Could you filter the records below and return each line that holds "chain"?

──────── Provided information ────────

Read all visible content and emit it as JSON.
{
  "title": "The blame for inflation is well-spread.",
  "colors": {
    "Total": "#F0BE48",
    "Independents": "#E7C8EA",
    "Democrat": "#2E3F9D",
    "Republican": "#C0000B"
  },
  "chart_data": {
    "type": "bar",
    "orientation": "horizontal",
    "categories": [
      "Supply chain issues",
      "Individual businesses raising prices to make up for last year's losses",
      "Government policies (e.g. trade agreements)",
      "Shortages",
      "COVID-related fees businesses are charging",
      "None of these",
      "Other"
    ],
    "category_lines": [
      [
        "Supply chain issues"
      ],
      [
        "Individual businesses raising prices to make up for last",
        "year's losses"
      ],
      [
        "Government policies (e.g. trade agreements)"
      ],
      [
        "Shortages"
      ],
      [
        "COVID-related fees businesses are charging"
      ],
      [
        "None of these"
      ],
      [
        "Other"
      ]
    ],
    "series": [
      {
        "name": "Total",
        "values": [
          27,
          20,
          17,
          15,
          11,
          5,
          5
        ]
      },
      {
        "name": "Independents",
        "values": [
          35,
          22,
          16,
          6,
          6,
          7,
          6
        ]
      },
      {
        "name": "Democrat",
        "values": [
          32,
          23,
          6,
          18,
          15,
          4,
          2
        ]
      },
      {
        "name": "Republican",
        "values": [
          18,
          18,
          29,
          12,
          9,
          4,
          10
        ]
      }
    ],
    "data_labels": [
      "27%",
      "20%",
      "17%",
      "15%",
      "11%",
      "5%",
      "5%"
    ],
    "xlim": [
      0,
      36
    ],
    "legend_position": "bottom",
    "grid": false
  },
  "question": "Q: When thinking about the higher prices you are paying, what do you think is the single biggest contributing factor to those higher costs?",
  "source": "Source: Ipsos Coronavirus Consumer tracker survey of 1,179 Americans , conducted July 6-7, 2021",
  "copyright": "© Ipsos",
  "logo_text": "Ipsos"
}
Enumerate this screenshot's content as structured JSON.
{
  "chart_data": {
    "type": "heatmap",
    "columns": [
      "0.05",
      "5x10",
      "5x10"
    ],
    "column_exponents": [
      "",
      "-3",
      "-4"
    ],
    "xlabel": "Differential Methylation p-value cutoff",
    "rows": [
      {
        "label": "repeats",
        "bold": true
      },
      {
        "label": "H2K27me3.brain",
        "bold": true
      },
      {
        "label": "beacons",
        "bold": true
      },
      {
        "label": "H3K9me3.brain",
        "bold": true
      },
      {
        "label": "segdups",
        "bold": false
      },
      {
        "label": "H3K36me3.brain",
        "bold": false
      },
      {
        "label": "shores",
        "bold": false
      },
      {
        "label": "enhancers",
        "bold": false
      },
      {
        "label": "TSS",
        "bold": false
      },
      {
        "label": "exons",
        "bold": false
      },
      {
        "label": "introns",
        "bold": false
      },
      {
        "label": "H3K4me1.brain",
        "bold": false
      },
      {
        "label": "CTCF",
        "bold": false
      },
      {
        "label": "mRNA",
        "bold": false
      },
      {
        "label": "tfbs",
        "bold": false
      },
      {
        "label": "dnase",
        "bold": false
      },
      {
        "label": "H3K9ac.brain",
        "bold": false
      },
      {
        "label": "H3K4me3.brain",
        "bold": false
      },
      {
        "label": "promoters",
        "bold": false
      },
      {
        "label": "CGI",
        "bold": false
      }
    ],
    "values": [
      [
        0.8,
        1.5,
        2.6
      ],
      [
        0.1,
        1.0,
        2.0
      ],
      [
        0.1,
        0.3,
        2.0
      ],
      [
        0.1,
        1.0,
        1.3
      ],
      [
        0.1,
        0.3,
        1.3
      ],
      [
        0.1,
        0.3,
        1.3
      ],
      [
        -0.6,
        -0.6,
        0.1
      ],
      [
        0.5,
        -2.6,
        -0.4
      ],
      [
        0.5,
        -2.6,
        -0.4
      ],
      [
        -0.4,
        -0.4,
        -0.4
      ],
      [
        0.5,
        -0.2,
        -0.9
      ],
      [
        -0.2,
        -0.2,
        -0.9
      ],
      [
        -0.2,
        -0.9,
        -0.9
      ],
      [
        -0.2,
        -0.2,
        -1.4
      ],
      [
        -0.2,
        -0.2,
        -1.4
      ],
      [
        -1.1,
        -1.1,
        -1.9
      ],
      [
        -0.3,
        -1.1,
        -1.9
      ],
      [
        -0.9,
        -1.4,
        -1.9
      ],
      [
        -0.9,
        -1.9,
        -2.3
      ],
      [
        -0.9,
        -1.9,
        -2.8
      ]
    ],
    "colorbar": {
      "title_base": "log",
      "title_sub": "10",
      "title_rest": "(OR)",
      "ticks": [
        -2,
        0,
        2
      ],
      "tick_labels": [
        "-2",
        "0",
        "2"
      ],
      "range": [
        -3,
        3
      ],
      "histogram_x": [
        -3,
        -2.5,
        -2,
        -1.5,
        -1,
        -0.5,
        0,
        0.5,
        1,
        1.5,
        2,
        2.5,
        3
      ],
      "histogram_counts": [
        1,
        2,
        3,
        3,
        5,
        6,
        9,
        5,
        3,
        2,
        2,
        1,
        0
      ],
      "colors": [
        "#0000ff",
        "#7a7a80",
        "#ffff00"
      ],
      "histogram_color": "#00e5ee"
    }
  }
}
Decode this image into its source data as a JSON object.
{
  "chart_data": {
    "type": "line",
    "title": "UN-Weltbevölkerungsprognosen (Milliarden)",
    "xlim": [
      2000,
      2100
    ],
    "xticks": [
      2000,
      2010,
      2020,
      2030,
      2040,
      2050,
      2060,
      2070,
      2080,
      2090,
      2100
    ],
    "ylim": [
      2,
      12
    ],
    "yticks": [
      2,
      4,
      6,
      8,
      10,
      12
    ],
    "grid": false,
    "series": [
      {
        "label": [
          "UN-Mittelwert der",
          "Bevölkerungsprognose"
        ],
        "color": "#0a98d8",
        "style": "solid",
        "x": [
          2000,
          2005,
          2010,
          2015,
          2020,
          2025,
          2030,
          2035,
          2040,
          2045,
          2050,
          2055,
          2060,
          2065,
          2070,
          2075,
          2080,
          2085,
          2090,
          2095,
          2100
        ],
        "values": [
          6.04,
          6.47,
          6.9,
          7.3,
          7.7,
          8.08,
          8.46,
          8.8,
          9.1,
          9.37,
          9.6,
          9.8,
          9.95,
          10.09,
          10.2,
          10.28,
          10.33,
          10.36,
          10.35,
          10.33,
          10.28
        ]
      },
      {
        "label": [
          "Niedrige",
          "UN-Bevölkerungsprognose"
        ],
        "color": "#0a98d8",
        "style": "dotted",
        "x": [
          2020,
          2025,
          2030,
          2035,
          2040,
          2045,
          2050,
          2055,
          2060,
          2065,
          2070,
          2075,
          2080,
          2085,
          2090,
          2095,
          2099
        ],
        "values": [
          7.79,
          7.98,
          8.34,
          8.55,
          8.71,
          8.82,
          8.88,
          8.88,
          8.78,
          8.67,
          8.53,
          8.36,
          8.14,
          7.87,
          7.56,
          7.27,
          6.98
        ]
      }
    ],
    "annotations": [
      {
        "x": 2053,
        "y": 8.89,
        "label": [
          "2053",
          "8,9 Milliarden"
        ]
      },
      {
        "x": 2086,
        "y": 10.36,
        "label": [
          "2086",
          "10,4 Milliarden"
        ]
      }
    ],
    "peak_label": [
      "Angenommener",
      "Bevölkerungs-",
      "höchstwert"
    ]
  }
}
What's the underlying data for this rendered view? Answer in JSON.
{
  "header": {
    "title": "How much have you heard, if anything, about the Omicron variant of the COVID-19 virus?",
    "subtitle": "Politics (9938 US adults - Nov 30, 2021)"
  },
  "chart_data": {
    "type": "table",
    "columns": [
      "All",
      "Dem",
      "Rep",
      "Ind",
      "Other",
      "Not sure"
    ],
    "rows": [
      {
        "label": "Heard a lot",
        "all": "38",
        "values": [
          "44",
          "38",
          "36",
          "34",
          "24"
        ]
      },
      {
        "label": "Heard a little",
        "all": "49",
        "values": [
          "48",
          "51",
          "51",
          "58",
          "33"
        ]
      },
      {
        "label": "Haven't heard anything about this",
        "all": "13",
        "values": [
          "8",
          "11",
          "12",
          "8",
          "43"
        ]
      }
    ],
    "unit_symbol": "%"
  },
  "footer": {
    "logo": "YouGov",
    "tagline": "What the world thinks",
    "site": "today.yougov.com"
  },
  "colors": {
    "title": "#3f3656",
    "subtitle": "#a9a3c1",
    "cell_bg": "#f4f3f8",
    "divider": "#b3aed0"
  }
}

────────

* _Written answer_:
      "Supply chain issues",
        "Supply chain issues"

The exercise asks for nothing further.